━━━━━ Record set ━━━━━
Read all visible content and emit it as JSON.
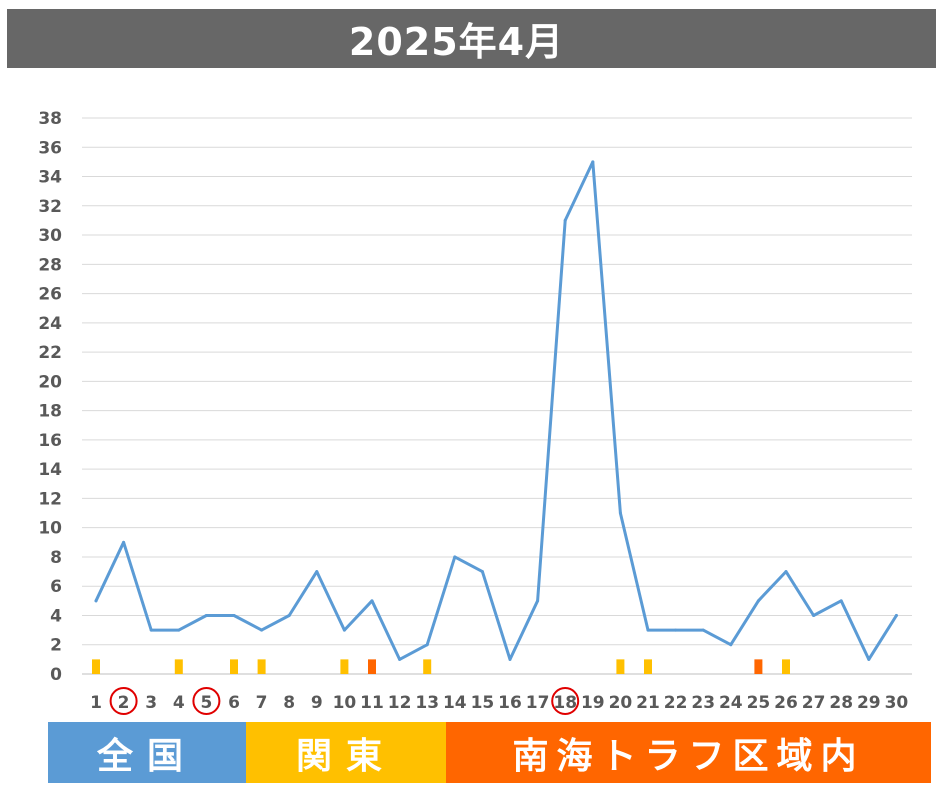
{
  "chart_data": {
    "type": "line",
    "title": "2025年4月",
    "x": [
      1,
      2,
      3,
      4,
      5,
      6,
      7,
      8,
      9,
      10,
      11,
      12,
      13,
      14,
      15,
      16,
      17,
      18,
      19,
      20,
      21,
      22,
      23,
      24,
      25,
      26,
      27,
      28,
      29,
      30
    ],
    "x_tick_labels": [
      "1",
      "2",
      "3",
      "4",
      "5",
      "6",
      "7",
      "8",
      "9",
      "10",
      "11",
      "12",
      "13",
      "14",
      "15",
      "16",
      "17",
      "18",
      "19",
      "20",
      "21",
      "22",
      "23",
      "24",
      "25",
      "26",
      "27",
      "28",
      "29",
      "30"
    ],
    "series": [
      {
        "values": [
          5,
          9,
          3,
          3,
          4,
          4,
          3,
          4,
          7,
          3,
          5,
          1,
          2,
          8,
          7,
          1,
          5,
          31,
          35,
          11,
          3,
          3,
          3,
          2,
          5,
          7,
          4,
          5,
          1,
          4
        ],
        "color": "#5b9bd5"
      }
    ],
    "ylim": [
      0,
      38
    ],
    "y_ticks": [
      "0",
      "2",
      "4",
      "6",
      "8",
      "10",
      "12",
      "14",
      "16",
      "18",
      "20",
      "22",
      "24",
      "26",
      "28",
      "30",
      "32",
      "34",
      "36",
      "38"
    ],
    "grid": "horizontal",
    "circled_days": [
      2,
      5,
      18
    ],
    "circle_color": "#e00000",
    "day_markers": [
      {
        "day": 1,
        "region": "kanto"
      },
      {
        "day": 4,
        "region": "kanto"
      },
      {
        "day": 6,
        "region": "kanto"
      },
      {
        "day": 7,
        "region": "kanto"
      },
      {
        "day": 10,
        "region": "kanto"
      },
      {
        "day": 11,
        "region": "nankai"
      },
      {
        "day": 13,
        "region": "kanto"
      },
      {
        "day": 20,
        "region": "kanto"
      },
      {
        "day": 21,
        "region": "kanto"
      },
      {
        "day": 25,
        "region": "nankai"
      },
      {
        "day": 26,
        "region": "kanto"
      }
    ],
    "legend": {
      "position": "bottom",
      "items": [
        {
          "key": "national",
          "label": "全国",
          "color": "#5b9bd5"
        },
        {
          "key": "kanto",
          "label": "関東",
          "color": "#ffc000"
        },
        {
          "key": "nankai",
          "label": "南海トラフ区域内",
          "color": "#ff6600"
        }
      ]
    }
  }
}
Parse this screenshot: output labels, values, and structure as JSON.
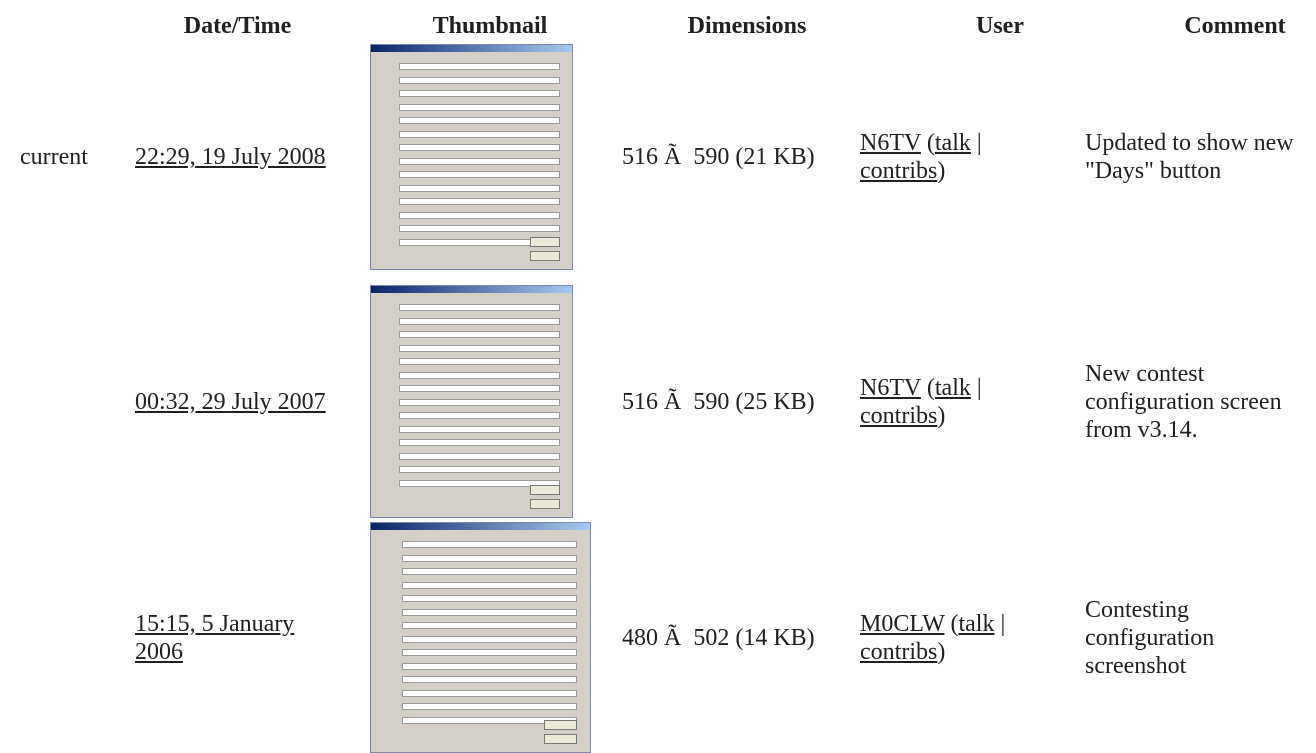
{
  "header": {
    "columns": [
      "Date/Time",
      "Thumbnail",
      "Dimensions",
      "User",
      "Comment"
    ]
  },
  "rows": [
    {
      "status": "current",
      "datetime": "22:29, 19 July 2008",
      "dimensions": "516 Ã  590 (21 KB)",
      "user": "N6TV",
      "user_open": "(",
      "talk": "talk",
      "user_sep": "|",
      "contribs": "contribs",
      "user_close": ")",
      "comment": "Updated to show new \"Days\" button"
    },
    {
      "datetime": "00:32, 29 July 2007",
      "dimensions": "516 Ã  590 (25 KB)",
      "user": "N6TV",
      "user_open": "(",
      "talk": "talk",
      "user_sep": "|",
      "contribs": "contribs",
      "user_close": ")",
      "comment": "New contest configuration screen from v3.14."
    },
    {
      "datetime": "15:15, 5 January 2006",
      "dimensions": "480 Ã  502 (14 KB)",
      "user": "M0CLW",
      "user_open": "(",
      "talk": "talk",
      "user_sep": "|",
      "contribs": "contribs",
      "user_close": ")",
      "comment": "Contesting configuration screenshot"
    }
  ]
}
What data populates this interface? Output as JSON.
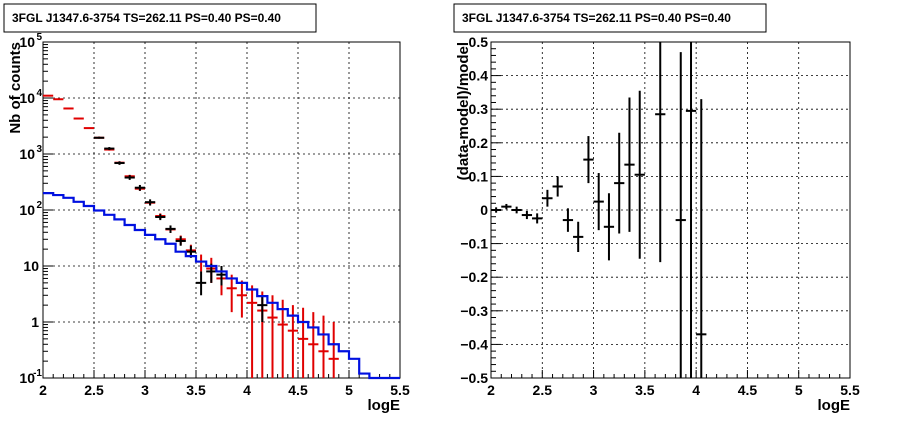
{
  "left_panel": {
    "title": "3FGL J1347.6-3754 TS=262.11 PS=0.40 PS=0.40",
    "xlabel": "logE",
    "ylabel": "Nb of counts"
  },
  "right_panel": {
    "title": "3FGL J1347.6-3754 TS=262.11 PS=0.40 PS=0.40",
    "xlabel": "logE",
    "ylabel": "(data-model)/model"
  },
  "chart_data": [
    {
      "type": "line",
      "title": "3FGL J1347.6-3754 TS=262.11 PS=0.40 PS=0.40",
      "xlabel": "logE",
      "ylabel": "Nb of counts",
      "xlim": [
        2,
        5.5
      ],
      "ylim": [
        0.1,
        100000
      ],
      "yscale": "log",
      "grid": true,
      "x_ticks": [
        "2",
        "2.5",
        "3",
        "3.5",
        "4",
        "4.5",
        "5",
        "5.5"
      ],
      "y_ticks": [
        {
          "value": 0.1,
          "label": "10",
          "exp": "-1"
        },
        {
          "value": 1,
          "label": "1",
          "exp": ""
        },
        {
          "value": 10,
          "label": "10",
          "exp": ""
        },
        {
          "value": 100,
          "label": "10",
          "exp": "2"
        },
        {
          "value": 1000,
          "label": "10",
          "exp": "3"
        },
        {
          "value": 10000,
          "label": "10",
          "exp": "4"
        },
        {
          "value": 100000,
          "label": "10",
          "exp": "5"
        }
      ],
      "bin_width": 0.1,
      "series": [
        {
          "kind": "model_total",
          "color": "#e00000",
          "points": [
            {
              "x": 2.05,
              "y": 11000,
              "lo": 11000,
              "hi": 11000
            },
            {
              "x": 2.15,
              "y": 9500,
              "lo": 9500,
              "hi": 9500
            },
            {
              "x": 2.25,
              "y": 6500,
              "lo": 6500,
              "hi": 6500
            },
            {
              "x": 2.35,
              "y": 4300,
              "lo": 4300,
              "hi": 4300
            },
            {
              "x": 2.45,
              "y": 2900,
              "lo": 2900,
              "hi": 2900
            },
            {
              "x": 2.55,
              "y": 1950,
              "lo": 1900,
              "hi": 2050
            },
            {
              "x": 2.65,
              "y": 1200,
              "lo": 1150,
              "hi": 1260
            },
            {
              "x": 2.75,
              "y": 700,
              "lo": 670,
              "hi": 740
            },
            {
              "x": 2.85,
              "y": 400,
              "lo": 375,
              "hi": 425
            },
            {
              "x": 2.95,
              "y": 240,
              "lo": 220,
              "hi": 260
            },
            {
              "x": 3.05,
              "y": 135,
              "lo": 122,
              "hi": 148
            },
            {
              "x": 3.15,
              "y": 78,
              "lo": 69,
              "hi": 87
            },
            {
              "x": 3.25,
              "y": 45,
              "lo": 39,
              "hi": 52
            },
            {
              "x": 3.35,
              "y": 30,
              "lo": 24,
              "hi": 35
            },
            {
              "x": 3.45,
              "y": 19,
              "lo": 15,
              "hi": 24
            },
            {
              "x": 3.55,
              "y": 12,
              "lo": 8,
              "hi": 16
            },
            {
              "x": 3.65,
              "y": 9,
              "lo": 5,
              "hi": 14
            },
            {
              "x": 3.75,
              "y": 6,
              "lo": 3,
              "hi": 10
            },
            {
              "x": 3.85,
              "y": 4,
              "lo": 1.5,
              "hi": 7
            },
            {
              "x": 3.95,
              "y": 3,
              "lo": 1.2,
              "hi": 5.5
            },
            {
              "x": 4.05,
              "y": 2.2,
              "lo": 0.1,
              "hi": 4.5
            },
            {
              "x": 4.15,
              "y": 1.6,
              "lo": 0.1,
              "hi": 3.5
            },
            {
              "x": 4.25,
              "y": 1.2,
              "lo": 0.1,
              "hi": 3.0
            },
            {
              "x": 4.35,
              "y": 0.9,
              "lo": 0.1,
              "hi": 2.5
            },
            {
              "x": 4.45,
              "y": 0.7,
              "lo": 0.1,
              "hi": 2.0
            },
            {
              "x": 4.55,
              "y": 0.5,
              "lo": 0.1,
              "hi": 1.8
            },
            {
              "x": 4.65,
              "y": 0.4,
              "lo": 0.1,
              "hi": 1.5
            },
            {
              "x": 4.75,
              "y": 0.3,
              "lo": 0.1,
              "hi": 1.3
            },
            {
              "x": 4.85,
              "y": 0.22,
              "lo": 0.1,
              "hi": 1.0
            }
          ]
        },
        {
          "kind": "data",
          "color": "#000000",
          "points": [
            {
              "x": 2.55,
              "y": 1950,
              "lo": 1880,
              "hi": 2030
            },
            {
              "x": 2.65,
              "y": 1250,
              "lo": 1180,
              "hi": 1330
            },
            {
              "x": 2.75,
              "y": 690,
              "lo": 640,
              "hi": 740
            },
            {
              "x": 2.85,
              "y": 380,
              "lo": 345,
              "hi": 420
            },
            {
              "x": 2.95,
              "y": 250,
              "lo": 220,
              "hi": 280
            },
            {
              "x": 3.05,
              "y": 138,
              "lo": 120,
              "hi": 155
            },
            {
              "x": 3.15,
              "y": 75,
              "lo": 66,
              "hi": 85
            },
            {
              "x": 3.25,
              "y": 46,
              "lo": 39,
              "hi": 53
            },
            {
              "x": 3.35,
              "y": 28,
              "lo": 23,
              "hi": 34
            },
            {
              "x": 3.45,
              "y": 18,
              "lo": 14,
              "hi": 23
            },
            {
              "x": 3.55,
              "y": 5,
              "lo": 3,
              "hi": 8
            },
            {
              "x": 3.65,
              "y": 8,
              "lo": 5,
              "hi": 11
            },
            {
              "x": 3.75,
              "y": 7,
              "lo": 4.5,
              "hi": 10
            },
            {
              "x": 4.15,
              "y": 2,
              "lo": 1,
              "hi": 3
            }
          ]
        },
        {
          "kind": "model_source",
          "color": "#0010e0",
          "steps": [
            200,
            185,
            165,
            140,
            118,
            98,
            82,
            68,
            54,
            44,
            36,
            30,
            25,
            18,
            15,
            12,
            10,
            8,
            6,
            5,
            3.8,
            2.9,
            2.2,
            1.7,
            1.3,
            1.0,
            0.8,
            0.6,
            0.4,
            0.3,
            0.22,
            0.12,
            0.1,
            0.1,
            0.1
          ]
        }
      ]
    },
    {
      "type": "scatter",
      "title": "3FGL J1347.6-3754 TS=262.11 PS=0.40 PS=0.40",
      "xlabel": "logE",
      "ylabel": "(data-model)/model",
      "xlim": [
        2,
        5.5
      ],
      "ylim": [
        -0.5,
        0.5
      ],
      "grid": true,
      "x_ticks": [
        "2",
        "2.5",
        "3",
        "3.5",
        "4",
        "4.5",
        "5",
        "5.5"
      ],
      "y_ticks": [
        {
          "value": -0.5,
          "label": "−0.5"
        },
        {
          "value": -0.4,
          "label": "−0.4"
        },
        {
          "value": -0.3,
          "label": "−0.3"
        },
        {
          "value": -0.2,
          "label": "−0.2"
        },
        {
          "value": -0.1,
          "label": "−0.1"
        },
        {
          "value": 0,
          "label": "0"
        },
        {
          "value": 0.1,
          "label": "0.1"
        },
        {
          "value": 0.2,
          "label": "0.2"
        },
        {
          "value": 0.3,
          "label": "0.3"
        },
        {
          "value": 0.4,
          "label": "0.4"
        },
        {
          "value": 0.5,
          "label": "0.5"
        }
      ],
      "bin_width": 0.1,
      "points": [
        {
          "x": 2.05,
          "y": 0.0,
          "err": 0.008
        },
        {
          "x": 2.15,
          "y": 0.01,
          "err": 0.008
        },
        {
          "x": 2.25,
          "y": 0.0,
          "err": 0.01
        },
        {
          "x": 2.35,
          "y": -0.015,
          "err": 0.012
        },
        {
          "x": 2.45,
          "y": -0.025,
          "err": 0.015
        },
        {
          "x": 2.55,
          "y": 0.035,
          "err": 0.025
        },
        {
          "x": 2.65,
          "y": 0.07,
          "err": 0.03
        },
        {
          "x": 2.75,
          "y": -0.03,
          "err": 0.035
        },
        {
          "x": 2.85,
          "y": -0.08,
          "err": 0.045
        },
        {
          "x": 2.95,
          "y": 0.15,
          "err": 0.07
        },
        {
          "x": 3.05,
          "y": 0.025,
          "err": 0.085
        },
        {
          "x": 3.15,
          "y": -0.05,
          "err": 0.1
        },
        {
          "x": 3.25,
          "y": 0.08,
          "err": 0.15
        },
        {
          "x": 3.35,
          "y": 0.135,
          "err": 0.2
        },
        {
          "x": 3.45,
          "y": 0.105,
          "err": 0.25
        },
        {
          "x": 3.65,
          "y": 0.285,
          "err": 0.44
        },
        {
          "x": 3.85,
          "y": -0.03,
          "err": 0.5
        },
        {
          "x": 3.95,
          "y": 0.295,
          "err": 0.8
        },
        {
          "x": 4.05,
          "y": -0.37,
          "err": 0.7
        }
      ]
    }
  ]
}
━━━━━
**Given problem**. Return only the number of lines in the data above that include the word "JSON".

**Result of the exercise**. 3